Objective:
Retype the listing word for word, from its first line down through the line that contains "day-number: 15 xyxy=(244,305,334,320)", with both of those lines included.

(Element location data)
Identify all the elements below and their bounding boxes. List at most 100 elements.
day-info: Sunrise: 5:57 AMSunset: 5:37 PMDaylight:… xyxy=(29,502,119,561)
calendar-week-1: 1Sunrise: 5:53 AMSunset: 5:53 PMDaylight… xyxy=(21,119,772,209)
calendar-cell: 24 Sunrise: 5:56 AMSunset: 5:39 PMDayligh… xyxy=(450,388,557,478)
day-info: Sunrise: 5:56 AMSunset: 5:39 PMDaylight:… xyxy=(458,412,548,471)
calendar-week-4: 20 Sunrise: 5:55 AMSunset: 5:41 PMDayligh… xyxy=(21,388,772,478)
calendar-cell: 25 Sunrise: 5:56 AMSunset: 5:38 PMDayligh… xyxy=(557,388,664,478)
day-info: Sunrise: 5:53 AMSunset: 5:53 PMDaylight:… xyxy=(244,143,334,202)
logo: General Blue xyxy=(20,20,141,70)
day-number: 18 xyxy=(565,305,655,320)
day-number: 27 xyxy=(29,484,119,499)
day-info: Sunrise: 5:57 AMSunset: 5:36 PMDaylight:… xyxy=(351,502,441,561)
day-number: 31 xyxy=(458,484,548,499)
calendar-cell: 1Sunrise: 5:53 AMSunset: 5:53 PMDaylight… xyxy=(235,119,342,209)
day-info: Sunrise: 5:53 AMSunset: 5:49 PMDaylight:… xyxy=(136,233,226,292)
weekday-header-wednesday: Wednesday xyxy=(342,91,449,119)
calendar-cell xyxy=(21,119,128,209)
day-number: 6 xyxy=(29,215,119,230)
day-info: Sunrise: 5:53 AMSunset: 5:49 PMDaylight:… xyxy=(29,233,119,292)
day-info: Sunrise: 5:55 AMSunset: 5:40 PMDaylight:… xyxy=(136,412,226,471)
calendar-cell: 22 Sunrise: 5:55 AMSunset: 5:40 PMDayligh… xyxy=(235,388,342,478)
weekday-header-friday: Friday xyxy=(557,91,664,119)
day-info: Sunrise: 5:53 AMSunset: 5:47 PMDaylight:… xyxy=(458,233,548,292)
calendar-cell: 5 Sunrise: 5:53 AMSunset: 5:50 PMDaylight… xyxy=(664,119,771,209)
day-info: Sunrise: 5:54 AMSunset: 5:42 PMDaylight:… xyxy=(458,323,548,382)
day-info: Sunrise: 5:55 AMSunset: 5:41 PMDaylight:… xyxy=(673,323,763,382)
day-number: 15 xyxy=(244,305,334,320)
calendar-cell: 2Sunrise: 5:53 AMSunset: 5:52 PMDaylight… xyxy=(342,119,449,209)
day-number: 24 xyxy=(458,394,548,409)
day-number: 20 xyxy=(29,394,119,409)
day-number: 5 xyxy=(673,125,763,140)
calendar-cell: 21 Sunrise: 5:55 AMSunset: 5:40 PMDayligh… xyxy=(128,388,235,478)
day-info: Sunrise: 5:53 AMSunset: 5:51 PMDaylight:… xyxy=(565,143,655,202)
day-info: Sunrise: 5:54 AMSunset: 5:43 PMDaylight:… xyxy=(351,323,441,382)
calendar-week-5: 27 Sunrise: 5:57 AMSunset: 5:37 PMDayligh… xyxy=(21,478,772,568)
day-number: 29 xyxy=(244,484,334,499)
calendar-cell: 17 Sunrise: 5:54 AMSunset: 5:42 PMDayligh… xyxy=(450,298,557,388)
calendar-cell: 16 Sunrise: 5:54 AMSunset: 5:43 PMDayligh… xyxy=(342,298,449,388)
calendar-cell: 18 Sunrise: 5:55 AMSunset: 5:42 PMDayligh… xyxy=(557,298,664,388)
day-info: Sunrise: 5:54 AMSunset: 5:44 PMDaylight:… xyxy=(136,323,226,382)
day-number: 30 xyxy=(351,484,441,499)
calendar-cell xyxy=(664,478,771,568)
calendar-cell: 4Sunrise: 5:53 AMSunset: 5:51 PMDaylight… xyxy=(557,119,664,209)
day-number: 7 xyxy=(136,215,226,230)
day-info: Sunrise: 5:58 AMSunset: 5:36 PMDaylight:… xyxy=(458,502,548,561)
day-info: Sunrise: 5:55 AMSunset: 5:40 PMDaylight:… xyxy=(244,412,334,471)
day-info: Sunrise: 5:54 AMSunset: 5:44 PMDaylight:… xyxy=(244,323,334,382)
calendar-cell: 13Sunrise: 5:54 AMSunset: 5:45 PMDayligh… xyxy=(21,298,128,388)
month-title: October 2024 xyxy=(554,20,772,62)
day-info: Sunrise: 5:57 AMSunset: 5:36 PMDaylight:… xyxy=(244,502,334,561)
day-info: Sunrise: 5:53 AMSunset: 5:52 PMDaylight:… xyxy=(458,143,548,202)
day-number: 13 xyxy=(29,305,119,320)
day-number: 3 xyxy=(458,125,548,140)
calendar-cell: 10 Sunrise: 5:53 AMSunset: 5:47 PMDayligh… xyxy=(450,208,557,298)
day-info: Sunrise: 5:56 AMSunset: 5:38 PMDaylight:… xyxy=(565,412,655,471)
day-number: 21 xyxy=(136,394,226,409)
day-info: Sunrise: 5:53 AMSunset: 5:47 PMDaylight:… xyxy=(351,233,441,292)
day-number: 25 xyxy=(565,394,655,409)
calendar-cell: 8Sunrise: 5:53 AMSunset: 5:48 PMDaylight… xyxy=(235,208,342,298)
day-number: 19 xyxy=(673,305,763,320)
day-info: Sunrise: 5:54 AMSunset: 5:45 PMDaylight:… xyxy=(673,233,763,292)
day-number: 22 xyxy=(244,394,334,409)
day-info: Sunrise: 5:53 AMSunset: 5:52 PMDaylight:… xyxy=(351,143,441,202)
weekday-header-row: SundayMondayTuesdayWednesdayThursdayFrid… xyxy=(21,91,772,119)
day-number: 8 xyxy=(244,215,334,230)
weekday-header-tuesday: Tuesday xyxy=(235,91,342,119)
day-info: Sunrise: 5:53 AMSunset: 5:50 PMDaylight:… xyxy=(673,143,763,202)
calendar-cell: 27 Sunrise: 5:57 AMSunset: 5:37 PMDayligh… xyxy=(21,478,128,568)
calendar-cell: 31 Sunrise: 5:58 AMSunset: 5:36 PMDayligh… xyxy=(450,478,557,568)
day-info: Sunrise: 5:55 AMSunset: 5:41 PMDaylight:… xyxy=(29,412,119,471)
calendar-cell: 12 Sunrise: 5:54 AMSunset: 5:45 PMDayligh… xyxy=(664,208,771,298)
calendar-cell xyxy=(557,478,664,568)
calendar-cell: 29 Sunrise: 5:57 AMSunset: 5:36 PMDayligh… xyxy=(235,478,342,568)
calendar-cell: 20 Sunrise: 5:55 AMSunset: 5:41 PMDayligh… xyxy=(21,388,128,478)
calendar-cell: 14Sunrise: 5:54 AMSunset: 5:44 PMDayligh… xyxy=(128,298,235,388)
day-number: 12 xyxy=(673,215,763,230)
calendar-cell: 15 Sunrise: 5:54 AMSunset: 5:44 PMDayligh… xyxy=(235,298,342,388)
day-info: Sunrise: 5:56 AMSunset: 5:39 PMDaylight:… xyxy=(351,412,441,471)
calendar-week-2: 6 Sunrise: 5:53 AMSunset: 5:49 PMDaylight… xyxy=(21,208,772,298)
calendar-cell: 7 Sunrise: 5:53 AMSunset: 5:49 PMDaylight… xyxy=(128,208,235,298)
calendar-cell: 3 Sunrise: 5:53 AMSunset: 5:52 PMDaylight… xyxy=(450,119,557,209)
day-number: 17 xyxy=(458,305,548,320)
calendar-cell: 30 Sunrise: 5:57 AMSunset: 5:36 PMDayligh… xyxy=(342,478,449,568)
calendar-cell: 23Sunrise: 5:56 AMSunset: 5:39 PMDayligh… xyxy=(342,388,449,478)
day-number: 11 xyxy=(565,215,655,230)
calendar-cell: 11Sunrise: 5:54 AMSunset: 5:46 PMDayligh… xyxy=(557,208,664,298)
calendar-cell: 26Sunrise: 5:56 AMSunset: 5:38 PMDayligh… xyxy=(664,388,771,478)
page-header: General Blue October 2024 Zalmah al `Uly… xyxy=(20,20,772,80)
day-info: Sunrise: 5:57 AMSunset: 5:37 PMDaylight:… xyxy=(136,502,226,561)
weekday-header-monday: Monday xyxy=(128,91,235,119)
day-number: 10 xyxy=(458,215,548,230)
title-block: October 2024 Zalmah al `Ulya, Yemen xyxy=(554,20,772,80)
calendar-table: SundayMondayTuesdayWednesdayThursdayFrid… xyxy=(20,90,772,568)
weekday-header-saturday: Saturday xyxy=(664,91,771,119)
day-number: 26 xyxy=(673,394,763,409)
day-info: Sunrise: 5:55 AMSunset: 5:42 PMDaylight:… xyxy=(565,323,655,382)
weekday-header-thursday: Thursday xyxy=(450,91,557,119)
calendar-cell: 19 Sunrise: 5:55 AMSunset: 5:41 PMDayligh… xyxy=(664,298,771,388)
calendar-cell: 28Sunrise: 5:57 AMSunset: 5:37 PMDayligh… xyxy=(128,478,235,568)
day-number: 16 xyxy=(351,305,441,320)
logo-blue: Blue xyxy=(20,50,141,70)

Final result:
Identify all the elements below and their bounding boxes. List at most 100 elements.
day-info: Sunrise: 5:57 AMSunset: 5:37 PMDaylight:… xyxy=(29,502,119,561)
calendar-week-1: 1Sunrise: 5:53 AMSunset: 5:53 PMDaylight… xyxy=(21,119,772,209)
calendar-cell: 24 Sunrise: 5:56 AMSunset: 5:39 PMDayligh… xyxy=(450,388,557,478)
day-info: Sunrise: 5:56 AMSunset: 5:39 PMDaylight:… xyxy=(458,412,548,471)
calendar-week-4: 20 Sunrise: 5:55 AMSunset: 5:41 PMDayligh… xyxy=(21,388,772,478)
calendar-cell: 25 Sunrise: 5:56 AMSunset: 5:38 PMDayligh… xyxy=(557,388,664,478)
day-info: Sunrise: 5:53 AMSunset: 5:53 PMDaylight:… xyxy=(244,143,334,202)
logo: General Blue xyxy=(20,20,141,70)
day-number: 18 xyxy=(565,305,655,320)
day-number: 27 xyxy=(29,484,119,499)
day-info: Sunrise: 5:57 AMSunset: 5:36 PMDaylight:… xyxy=(351,502,441,561)
day-number: 31 xyxy=(458,484,548,499)
calendar-cell: 1Sunrise: 5:53 AMSunset: 5:53 PMDaylight… xyxy=(235,119,342,209)
day-info: Sunrise: 5:53 AMSunset: 5:49 PMDaylight:… xyxy=(136,233,226,292)
weekday-header-wednesday: Wednesday xyxy=(342,91,449,119)
calendar-cell xyxy=(21,119,128,209)
day-number: 6 xyxy=(29,215,119,230)
day-info: Sunrise: 5:53 AMSunset: 5:49 PMDaylight:… xyxy=(29,233,119,292)
day-info: Sunrise: 5:55 AMSunset: 5:40 PMDaylight:… xyxy=(136,412,226,471)
calendar-cell: 22 Sunrise: 5:55 AMSunset: 5:40 PMDayligh… xyxy=(235,388,342,478)
weekday-header-friday: Friday xyxy=(557,91,664,119)
day-info: Sunrise: 5:53 AMSunset: 5:47 PMDaylight:… xyxy=(458,233,548,292)
calendar-cell: 5 Sunrise: 5:53 AMSunset: 5:50 PMDaylight… xyxy=(664,119,771,209)
day-info: Sunrise: 5:54 AMSunset: 5:42 PMDaylight:… xyxy=(458,323,548,382)
day-info: Sunrise: 5:55 AMSunset: 5:41 PMDaylight:… xyxy=(673,323,763,382)
day-number: 15 xyxy=(244,305,334,320)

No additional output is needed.